For the purely metadata, I would hope that they would be minimal, as it is 
often difficult to know in advance the ways you will want to sort and group 
your information later.
And for the results set, it really feels to me that the Jenkins Job centered 
approach might not be right here. It might be better to look first at the 
artifacts, which are obviously related to the job, but are the product of it, 
and thus slightly different.
Have you used our new CloudBees Analytics plugins at all?They are meant to do 
some of this results and post-process settings sorting.
Thanks Bruno,Always a pleasure.
Gus 


On Mon, Mar 30, 2015 at 12:48 PM, 'Bruno P. Kinoshita' via Jenkins Developers 
<[email protected]> wrote:



Hey Gus
> -- Does anyone else attempt to make queries against Jenkins of this sort?

For scientists and researchers it's extremely important to be able to store, 
retrieve and search metadata. We have an idea of how to extend the metadata 
plug-in [1] (probably via several Pull Requests), so that it provides the 
following features:   
   - Automatically collect metadata of Jenkins items (jobs, builds, artifacts, 
etc)
   - Let users collect extra metadata with builders/publishers/etc. For 
instance, Cell Profiler [2] has a metadata module that can collect metadata 
from file names. So a file named TRIAGE-CP001-20151120035003.txt could generate 
metadata such as {code: "CP001", date:"2015-11-20 03:50:03UTC"} if the user 
selected a File Name Metadata Collector   

   - Store the metadata in an embedded triple store (Jena) using an ontology 
created for Jenkins, which will import other ontologies such as DC, W3C Prov, 
etc.   

   - A search module and interface, that supports both Lucene (via jena-text 
module) and SPARQL.    

The idea behind it is to have a pre defined ontology, which will ease learning 
about the data model used for the metadata, and transform Jenkins into a SPARQL 
endpoint. That way you'll be able to even query remote Jenkins for metadata too.
We have had some discussions about it already, but I will try to have a working 
version in the following months. As an example, this question "Show me all the 
jobs that use this set of slaves" could be answered by a SPARQL query similar 
to this one (syntax not tested, just a quick example):
PREFIX jenkins: http://
SELECT ?jobs 
WHERE {?jobs a jenkins:Job .?jobs jenkins:hasSlave ?slave .?slave 
jenkins:slaveName ?slaveName .?slaveName IN ('...')
}
> -- Has anyone used the Metadata plugin, or some other plugin or home-grown 
> solution to solve this issue?

### WHAT THE TASK ASKS
Can you copy the stretch of the Jenkins metadata email from "And for the" through "post-process settings sorting." word for word?

### MATERIAL PROVIDED

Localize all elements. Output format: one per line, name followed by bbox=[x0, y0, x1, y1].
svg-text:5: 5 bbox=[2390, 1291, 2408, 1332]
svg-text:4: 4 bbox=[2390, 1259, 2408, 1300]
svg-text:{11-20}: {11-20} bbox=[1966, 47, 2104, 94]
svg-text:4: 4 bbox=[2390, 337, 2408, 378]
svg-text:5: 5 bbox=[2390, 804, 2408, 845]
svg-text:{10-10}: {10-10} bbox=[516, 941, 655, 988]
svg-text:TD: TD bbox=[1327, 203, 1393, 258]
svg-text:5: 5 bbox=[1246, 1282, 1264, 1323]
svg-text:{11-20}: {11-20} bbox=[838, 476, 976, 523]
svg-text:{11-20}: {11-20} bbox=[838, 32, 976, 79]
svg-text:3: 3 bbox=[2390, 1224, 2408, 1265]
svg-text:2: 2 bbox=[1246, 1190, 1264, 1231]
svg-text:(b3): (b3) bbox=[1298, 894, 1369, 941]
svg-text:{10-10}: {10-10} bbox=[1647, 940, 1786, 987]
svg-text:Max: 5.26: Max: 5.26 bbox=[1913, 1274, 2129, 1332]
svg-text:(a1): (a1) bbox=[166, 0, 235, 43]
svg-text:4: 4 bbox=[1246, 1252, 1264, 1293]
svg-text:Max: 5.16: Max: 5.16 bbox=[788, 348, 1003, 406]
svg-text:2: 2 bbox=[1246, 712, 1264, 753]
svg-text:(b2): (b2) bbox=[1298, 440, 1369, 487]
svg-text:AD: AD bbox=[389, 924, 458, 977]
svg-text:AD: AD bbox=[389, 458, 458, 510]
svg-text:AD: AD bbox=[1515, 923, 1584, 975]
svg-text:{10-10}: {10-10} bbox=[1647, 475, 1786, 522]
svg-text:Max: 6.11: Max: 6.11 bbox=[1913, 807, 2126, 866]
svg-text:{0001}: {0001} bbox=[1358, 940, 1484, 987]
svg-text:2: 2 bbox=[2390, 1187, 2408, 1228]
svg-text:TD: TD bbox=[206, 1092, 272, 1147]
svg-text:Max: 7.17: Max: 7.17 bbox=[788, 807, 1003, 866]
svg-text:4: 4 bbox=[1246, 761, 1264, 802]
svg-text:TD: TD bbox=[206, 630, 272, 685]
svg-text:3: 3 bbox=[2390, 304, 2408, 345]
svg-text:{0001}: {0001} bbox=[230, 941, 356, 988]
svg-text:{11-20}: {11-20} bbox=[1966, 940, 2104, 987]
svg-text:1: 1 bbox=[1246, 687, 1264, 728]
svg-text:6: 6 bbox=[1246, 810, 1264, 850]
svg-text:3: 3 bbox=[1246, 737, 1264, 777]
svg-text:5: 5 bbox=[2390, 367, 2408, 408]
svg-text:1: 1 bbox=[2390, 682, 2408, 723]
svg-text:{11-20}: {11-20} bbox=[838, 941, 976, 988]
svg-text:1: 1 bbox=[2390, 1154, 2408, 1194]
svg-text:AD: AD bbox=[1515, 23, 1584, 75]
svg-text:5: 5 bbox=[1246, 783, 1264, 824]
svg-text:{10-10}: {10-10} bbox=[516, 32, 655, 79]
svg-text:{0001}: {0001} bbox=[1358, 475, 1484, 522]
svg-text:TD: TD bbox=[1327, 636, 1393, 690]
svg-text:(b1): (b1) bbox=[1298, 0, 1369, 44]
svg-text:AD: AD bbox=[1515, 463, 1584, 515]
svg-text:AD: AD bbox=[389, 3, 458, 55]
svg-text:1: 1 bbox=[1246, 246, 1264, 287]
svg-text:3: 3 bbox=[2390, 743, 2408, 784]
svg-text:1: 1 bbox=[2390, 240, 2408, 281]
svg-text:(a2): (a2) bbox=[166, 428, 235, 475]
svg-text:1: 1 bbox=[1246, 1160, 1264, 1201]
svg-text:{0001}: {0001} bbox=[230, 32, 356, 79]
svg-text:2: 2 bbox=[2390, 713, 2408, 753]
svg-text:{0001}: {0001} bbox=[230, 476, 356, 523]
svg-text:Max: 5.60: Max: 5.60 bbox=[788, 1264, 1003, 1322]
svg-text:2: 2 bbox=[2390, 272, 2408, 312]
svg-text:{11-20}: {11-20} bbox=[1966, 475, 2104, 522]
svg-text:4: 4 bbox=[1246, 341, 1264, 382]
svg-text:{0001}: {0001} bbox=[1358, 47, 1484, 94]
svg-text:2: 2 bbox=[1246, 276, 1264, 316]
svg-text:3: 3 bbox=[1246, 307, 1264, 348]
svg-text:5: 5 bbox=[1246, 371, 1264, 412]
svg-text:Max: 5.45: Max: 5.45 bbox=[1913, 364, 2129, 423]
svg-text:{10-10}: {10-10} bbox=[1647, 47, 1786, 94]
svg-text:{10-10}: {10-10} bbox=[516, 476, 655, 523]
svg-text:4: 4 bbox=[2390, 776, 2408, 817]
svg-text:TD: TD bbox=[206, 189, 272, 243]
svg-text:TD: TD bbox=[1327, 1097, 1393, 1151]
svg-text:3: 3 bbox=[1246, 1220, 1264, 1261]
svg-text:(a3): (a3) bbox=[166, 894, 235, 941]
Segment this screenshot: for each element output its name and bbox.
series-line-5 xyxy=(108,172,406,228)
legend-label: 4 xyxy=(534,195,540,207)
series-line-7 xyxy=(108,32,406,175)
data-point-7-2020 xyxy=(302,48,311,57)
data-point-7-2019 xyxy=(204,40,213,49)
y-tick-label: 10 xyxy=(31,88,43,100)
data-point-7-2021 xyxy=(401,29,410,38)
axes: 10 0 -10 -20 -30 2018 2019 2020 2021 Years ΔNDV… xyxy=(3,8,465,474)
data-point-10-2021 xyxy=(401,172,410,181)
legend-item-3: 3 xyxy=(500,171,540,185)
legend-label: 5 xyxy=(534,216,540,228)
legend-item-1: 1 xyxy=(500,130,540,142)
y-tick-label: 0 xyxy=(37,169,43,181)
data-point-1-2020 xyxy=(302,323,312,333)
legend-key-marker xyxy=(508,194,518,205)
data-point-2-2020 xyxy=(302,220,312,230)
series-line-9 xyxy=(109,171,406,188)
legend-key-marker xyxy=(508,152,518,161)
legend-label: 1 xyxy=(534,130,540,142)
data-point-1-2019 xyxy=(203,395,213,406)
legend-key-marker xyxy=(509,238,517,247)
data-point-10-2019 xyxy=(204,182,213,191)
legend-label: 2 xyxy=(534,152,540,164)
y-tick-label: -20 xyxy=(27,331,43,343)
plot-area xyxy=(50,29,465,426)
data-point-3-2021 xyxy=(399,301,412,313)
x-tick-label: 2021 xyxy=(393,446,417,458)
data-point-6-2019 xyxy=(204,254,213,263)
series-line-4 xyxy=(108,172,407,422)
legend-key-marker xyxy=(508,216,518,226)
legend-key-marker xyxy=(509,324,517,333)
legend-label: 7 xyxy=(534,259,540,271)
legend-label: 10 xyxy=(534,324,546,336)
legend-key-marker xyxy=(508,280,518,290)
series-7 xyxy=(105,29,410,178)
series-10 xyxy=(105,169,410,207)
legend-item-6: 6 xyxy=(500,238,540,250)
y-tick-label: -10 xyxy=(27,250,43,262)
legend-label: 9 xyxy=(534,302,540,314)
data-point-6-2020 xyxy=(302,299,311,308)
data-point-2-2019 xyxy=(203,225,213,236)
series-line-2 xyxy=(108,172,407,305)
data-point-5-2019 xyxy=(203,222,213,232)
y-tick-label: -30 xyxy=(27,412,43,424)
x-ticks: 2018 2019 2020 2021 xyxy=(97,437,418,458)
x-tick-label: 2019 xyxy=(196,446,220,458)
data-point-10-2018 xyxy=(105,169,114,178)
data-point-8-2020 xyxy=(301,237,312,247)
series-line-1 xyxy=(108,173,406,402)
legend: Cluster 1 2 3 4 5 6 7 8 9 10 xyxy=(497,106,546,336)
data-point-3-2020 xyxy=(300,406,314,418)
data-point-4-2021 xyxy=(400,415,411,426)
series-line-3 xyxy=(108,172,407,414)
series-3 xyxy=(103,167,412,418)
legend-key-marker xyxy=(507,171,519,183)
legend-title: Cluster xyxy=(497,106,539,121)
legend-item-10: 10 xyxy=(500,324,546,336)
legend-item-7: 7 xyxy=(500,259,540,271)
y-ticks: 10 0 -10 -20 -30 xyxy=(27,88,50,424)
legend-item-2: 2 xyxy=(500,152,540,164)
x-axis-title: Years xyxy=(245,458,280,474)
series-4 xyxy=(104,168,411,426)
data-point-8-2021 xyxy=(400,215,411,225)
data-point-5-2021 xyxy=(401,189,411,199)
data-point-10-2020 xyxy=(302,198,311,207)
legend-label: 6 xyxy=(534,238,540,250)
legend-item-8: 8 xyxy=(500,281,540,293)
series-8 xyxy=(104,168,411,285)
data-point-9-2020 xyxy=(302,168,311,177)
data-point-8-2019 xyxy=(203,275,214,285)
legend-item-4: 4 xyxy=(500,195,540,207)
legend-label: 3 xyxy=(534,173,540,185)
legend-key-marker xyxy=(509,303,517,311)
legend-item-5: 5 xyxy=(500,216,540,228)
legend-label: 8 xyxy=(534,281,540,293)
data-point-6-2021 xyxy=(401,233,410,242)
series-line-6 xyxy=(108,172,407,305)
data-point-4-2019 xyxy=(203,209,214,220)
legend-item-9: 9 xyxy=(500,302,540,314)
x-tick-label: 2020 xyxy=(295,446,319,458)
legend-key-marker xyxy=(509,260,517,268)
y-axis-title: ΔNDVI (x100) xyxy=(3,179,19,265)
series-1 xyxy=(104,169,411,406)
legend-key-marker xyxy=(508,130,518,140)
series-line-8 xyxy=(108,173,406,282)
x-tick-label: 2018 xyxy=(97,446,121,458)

### EXPECTED ANSWER
And for the results set, it really feels to me that the Jenkins Job centered 
approach might not be right here. It might be better to look first at the 
artifacts, which are obviously related to the job, but are the product of it, 
and thus slightly different.
Have you used our new CloudBees Analytics plugins at all?They are meant to do 
some of this results and post-process settings sorting.